**Source data**

[Begin]

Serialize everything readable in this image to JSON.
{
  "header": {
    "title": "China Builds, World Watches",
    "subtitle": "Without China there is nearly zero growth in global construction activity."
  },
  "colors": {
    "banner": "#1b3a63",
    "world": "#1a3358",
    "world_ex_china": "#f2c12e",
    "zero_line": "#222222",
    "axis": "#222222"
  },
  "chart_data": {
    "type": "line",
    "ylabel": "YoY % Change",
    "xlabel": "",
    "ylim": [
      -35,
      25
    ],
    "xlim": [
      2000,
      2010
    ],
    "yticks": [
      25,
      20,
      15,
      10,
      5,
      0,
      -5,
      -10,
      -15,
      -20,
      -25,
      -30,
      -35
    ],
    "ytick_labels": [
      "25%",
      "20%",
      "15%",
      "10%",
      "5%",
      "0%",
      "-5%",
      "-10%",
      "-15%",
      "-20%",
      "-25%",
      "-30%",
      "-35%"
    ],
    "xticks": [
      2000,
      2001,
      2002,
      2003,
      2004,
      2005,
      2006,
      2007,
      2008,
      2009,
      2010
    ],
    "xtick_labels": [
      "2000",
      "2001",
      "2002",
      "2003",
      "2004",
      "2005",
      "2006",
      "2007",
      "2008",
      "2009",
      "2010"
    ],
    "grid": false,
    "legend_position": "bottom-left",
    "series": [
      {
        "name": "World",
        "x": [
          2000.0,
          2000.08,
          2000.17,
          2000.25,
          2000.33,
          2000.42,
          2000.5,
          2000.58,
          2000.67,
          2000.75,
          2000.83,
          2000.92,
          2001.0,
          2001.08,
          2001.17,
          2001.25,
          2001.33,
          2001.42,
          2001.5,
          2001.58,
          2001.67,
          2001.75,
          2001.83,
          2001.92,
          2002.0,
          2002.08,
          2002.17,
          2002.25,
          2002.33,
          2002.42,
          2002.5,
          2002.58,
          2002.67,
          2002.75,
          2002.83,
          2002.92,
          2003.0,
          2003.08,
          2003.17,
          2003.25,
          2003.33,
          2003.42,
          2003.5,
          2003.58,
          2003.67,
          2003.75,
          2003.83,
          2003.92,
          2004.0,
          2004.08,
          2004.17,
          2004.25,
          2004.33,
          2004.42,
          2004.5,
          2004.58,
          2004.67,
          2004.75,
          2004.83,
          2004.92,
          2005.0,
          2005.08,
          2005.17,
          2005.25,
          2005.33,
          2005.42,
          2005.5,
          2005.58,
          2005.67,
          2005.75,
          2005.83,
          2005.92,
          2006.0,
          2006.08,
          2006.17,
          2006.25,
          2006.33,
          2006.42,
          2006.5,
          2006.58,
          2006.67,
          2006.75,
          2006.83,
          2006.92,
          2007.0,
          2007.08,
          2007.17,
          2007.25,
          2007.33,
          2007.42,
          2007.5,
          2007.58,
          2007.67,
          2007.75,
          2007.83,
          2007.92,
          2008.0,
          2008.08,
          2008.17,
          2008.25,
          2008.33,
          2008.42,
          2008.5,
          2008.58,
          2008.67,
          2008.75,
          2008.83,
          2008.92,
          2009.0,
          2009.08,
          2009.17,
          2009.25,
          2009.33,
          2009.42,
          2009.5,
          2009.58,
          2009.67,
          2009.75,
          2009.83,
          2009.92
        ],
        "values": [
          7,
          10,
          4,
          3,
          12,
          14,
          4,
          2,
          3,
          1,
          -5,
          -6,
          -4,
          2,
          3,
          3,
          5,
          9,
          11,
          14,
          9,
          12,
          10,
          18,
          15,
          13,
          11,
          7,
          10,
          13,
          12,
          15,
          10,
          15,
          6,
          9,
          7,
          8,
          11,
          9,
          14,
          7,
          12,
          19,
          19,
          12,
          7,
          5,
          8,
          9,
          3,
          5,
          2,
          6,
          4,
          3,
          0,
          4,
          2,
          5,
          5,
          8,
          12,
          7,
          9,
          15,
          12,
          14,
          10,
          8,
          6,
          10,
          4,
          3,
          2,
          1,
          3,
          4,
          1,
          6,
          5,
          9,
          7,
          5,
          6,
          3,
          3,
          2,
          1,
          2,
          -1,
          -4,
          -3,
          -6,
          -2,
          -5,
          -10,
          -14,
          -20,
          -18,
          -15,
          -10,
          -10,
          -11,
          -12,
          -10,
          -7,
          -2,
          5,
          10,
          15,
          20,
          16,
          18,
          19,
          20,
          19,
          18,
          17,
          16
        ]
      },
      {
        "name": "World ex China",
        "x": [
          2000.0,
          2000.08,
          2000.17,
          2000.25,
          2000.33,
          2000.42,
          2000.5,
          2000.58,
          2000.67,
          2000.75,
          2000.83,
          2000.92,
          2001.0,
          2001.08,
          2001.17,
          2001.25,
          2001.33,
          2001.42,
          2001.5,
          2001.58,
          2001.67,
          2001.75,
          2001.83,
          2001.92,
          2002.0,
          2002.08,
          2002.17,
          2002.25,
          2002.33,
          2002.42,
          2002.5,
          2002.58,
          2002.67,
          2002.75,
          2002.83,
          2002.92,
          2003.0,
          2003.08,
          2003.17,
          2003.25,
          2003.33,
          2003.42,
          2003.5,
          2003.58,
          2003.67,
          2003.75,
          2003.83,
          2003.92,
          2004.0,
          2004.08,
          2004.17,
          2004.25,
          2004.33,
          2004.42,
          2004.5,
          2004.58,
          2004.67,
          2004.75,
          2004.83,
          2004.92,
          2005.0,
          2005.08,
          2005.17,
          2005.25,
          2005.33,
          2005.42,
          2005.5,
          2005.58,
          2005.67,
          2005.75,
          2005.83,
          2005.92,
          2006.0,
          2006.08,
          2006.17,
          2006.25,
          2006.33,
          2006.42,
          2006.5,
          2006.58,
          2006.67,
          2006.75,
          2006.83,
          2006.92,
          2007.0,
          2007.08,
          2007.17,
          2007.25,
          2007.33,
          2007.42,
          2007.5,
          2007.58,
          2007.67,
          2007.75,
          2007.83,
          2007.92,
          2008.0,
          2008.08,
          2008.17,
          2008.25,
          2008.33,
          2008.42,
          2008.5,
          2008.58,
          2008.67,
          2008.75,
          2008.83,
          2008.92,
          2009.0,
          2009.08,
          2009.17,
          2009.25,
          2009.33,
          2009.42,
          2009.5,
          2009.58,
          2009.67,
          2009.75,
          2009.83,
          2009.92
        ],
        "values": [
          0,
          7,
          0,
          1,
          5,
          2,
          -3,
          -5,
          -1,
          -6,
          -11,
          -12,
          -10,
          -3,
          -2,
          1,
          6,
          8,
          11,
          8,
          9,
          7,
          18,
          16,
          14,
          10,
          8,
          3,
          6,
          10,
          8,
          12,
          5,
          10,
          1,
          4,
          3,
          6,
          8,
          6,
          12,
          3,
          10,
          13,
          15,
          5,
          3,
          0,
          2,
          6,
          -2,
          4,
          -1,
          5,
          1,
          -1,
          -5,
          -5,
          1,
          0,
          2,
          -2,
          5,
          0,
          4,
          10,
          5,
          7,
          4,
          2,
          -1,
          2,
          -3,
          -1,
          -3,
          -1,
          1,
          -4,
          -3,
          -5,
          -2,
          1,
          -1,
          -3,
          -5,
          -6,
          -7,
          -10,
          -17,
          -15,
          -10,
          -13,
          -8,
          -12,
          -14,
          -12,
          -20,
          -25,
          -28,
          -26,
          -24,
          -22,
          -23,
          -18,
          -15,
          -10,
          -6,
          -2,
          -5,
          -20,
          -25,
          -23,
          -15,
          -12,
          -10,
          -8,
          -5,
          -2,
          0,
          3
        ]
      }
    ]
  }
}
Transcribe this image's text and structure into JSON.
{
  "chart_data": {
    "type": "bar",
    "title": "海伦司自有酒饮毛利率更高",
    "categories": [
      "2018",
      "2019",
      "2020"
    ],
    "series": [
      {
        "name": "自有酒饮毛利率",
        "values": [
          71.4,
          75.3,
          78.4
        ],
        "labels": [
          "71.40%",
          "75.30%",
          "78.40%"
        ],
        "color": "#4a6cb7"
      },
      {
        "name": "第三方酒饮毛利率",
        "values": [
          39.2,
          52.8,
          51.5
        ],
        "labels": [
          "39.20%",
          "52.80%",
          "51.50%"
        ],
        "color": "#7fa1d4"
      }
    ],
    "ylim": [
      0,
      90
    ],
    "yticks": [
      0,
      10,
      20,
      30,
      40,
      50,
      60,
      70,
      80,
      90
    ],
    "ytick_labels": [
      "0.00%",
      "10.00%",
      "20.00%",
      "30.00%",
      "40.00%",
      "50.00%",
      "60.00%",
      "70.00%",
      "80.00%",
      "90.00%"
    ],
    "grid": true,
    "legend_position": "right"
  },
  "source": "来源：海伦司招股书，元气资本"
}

[End]

**WHAT IS ASKED**
Where a line in the entries holds the word "this", copy that line.

**EXERCISE RESULT**
Serialize everything readable in this image to JSON.
Transcribe this image's text and structure into JSON.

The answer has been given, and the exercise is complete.